GIVEN EXERCISE — Copy out the data word for word, from the first line through the line containing "series-196c-point <box>989 368 1003 382</box>", including both of those lines.

TASK INPUTS —

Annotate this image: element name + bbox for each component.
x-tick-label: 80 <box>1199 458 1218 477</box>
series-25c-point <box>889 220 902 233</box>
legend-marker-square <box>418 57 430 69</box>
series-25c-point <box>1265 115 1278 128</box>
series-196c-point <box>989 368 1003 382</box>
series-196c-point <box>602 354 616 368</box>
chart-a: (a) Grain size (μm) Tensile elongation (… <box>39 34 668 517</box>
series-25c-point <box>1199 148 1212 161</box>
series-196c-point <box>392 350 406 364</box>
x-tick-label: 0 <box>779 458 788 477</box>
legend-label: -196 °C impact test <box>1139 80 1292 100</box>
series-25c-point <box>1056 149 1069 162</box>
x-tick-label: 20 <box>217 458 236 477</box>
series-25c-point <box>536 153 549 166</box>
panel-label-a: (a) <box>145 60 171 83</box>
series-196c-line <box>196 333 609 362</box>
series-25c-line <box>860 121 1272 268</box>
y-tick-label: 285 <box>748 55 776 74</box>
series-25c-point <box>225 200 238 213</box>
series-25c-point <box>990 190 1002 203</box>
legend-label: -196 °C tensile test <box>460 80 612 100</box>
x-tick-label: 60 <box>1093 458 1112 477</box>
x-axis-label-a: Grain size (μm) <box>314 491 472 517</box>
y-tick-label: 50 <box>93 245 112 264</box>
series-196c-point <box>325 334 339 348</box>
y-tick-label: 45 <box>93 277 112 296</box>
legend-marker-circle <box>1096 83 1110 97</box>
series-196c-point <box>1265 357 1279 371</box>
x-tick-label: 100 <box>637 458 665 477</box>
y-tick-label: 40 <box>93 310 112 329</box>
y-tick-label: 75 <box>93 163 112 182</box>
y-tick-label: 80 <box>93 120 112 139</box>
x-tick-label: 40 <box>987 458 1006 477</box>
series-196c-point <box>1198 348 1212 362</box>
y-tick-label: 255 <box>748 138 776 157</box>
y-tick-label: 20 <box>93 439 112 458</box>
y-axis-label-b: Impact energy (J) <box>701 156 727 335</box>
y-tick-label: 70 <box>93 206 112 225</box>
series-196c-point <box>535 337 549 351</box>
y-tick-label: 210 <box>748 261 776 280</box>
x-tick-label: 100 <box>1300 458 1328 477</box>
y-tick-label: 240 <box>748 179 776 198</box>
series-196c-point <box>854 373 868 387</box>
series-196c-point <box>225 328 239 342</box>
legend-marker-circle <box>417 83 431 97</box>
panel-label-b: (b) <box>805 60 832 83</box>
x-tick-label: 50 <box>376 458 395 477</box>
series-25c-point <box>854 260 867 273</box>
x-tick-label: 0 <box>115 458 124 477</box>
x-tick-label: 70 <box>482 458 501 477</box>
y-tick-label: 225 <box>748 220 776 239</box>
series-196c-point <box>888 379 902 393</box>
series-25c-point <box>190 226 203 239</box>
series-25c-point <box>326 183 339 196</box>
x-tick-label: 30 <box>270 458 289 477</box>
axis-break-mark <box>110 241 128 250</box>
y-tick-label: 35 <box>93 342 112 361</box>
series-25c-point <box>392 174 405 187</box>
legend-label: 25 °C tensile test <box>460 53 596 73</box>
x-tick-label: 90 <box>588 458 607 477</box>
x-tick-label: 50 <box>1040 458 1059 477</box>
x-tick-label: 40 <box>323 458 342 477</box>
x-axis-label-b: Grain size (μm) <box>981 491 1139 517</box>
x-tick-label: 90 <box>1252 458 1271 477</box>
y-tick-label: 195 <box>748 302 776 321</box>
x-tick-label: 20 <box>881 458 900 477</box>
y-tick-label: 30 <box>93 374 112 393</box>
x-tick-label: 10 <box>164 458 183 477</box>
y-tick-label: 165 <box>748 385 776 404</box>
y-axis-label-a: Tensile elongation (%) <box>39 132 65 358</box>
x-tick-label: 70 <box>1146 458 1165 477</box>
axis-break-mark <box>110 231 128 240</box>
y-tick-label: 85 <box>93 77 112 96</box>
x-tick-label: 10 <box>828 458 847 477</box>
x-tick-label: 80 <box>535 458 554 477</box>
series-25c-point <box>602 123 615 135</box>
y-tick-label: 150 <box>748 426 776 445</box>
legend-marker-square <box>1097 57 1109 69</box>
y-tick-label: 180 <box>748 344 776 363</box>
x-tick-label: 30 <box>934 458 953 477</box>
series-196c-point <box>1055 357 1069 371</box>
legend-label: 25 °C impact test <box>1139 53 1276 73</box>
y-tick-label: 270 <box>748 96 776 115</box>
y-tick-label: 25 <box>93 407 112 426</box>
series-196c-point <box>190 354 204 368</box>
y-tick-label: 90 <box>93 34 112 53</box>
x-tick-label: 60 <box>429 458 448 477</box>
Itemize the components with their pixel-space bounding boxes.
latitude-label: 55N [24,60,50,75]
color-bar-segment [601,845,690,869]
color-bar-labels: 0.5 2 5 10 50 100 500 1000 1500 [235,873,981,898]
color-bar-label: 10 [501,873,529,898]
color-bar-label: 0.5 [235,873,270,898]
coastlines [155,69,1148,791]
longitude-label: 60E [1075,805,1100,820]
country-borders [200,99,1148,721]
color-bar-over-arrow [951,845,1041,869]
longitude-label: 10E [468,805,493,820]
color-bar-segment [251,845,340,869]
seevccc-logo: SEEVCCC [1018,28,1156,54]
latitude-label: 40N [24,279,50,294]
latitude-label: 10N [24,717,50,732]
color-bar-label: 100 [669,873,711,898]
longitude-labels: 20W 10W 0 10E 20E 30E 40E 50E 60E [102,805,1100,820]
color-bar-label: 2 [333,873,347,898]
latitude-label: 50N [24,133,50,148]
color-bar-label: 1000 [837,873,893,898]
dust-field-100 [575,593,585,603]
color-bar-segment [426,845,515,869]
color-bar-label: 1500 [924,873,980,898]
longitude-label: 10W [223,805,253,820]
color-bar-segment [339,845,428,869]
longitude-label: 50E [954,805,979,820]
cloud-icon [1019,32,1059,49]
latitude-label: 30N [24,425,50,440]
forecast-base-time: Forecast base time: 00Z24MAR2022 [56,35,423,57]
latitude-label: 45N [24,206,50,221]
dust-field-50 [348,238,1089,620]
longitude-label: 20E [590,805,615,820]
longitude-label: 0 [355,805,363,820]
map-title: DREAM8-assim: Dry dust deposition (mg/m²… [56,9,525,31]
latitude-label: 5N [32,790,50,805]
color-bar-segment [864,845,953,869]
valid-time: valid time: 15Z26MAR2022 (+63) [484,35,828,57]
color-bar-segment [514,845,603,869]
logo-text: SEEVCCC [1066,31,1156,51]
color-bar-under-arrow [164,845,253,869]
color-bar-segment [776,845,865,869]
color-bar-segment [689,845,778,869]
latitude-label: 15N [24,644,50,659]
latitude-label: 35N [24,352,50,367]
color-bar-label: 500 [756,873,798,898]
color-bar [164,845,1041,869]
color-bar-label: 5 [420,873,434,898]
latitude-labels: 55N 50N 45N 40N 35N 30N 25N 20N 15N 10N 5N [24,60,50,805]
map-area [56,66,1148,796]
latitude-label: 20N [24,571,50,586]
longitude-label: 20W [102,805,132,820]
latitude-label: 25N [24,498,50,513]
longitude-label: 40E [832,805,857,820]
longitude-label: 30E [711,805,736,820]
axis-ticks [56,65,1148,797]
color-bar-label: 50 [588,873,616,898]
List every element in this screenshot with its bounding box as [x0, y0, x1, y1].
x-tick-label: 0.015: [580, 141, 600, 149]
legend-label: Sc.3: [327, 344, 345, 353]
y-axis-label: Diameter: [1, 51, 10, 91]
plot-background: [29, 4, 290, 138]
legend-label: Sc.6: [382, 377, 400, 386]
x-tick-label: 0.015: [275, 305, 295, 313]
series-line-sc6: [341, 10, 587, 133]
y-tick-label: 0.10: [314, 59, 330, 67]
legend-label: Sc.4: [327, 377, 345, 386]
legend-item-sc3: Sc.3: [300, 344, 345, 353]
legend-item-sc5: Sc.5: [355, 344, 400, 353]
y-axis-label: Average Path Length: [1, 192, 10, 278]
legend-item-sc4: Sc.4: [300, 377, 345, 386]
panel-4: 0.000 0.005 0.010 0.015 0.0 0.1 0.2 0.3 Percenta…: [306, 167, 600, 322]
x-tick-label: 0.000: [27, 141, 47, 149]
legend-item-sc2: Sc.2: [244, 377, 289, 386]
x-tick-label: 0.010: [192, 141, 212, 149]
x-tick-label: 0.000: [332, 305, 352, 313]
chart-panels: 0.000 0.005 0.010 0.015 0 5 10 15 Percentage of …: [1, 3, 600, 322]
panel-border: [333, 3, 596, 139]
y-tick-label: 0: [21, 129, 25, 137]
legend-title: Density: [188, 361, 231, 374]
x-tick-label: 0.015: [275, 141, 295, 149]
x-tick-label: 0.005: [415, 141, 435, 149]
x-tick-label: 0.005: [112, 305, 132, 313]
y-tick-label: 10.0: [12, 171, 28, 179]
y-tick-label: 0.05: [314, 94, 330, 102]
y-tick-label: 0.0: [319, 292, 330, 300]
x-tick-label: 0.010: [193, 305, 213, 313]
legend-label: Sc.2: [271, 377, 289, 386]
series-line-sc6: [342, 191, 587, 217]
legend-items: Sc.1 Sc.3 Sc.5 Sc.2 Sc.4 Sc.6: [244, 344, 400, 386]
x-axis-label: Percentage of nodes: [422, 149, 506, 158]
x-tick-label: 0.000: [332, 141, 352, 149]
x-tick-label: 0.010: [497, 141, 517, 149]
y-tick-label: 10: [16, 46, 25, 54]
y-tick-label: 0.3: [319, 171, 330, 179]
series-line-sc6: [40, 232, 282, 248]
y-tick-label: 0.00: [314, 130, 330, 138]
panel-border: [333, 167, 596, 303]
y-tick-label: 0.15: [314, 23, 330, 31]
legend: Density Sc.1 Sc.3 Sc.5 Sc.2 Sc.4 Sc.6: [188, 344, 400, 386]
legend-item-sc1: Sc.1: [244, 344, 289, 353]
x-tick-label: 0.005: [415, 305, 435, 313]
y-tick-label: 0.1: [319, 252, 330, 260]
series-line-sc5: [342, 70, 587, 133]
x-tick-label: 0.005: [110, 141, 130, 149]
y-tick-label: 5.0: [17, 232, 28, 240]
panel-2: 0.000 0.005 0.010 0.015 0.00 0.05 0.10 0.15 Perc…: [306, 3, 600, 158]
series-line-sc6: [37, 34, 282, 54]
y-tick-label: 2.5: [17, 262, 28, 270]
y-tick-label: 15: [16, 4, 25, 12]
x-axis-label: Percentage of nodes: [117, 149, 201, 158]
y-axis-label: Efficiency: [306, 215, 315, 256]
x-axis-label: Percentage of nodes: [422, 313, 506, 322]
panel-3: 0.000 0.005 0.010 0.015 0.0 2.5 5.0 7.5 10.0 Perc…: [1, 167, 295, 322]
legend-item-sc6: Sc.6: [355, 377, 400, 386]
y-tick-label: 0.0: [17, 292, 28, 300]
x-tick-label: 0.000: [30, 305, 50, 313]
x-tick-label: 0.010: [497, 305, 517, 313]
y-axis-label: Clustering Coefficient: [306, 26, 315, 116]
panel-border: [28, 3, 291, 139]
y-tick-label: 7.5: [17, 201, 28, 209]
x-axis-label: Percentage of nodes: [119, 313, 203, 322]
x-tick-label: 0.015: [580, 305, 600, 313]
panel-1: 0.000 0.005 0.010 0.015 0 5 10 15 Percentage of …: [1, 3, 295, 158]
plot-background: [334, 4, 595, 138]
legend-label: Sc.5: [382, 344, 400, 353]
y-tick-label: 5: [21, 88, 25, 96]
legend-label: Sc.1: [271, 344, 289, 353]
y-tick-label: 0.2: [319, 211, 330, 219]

FINAL RESULT —
Annotate this image: element name + bbox for each component.
x-tick-label: 80 <box>1199 458 1218 477</box>
series-25c-point <box>889 220 902 233</box>
legend-marker-square <box>418 57 430 69</box>
series-25c-point <box>1265 115 1278 128</box>
series-196c-point <box>989 368 1003 382</box>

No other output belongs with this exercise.